Collected data

#####

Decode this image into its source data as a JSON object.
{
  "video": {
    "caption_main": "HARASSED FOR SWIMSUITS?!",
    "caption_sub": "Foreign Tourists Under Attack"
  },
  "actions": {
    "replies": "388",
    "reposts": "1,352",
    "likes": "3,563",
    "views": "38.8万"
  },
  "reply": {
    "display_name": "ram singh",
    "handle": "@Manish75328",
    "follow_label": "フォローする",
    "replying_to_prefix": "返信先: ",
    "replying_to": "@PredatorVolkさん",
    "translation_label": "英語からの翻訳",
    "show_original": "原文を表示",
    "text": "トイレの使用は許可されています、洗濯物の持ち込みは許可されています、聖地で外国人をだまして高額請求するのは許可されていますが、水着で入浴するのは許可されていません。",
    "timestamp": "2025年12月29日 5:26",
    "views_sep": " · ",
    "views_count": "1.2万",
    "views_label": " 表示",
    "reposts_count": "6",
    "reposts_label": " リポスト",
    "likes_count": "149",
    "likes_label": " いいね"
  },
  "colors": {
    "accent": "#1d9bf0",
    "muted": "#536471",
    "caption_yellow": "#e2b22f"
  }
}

#####

* **OBJECTIVE**: Reproduce the material precisely, including every line.

* **REPLY**:
Decode this image into its source data as a JSON object.
{
  "video": {
    "caption_main": "HARASSED FOR SWIMSUITS?!",
    "caption_sub": "Foreign Tourists Under Attack"
  },
  "actions": {
    "replies": "388",
    "reposts": "1,352",
    "likes": "3,563",
    "views": "38.8万"
  },
  "reply": {
    "display_name": "ram singh",
    "handle": "@Manish75328",
    "follow_label": "フォローする",
    "replying_to_prefix": "返信先: ",
    "replying_to": "@PredatorVolkさん",
    "translation_label": "英語からの翻訳",
    "show_original": "原文を表示",
    "text": "トイレの使用は許可されています、洗濯物の持ち込みは許可されています、聖地で外国人をだまして高額請求するのは許可されていますが、水着で入浴するのは許可されていません。",
    "timestamp": "2025年12月29日 5:26",
    "views_sep": " · ",
    "views_count": "1.2万",
    "views_label": " 表示",
    "reposts_count": "6",
    "reposts_label": " リポスト",
    "likes_count": "149",
    "likes_label": " いいね"
  },
  "colors": {
    "accent": "#1d9bf0",
    "muted": "#536471",
    "caption_yellow": "#e2b22f"
  }
}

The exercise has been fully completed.